### Required work
Below are some records; reproduce every one of them exactly.

***** Stored rows *****

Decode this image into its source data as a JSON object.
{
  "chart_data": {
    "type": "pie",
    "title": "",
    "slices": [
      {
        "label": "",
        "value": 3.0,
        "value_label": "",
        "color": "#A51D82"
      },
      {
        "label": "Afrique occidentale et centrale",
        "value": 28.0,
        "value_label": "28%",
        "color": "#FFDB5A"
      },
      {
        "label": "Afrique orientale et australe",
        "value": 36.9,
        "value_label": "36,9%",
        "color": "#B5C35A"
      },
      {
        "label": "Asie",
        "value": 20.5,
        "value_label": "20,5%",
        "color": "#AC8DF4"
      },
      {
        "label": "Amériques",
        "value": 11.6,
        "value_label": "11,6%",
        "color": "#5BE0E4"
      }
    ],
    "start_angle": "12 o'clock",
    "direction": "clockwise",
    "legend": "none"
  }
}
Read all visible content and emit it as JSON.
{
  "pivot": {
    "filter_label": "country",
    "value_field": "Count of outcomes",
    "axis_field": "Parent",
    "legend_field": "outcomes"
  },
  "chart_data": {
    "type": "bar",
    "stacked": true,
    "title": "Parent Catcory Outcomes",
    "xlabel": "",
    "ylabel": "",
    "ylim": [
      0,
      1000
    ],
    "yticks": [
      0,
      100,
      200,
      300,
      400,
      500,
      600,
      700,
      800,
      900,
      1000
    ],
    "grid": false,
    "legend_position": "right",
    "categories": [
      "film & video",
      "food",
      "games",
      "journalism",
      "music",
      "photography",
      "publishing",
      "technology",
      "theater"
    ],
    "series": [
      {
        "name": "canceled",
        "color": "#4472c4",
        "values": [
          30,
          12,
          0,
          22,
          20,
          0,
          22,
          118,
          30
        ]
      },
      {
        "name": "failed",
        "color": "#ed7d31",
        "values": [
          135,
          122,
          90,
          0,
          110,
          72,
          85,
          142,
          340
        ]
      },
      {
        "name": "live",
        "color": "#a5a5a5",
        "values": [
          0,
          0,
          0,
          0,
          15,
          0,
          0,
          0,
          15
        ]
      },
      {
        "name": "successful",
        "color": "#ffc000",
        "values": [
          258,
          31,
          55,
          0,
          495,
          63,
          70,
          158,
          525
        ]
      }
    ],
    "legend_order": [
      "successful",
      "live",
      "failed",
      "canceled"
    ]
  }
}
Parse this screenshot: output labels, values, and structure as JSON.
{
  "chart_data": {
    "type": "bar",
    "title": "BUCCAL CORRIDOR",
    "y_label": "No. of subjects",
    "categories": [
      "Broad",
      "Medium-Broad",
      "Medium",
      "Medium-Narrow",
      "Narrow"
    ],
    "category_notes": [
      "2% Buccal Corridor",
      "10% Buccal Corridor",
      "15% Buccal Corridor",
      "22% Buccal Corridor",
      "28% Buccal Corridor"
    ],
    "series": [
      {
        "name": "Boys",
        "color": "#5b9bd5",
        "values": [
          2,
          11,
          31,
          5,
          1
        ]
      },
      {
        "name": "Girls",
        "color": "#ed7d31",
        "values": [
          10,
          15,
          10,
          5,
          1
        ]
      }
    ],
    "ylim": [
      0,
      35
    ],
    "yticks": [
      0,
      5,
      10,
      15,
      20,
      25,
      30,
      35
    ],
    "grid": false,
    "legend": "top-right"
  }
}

*****

### Written solution
Decode this image into its source data as a JSON object.
{
  "chart_data": {
    "type": "pie",
    "title": "",
    "slices": [
      {
        "label": "",
        "value": 3.0,
        "value_label": "",
        "color": "#A51D82"
      },
      {
        "label": "Afrique occidentale et centrale",
        "value": 28.0,
        "value_label": "28%",
        "color": "#FFDB5A"
      },
      {
        "label": "Afrique orientale et australe",
        "value": 36.9,
        "value_label": "36,9%",
        "color": "#B5C35A"
      },
      {
        "label": "Asie",
        "value": 20.5,
        "value_label": "20,5%",
        "color": "#AC8DF4"
      },
      {
        "label": "Amériques",
        "value": 11.6,
        "value_label": "11,6%",
        "color": "#5BE0E4"
      }
    ],
    "start_angle": "12 o'clock",
    "direction": "clockwise",
    "legend": "none"
  }
}
Read all visible content and emit it as JSON.
{
  "pivot": {
    "filter_label": "country",
    "value_field": "Count of outcomes",
    "axis_field": "Parent",
    "legend_field": "outcomes"
  },
  "chart_data": {
    "type": "bar",
    "stacked": true,
    "title": "Parent Catcory Outcomes",
    "xlabel": "",
    "ylabel": "",
    "ylim": [
      0,
      1000
    ],
    "yticks": [
      0,
      100,
      200,
      300,
      400,
      500,
      600,
      700,
      800,
      900,
      1000
    ],
    "grid": false,
    "legend_position": "right",
    "categories": [
      "film & video",
      "food",
      "games",
      "journalism",
      "music",
      "photography",
      "publishing",
      "technology",
      "theater"
    ],
    "series": [
      {
        "name": "canceled",
        "color": "#4472c4",
        "values": [
          30,
          12,
          0,
          22,
          20,
          0,
          22,
          118,
          30
        ]
      },
      {
        "name": "failed",
        "color": "#ed7d31",
        "values": [
          135,
          122,
          90,
          0,
          110,
          72,
          85,
          142,
          340
        ]
      },
      {
        "name": "live",
        "color": "#a5a5a5",
        "values": [
          0,
          0,
          0,
          0,
          15,
          0,
          0,
          0,
          15
        ]
      },
      {
        "name": "successful",
        "color": "#ffc000",
        "values": [
          258,
          31,
          55,
          0,
          495,
          63,
          70,
          158,
          525
        ]
      }
    ],
    "legend_order": [
      "successful",
      "live",
      "failed",
      "canceled"
    ]
  }
}
Parse this screenshot: output labels, values, and structure as JSON.
{
  "chart_data": {
    "type": "bar",
    "title": "BUCCAL CORRIDOR",
    "y_label": "No. of subjects",
    "categories": [
      "Broad",
      "Medium-Broad",
      "Medium",
      "Medium-Narrow",
      "Narrow"
    ],
    "category_notes": [
      "2% Buccal Corridor",
      "10% Buccal Corridor",
      "15% Buccal Corridor",
      "22% Buccal Corridor",
      "28% Buccal Corridor"
    ],
    "series": [
      {
        "name": "Boys",
        "color": "#5b9bd5",
        "values": [
          2,
          11,
          31,
          5,
          1
        ]
      },
      {
        "name": "Girls",
        "color": "#ed7d31",
        "values": [
          10,
          15,
          10,
          5,
          1
        ]
      }
    ],
    "ylim": [
      0,
      35
    ],
    "yticks": [
      0,
      5,
      10,
      15,
      20,
      25,
      30,
      35
    ],
    "grid": false,
    "legend": "top-right"
  }
}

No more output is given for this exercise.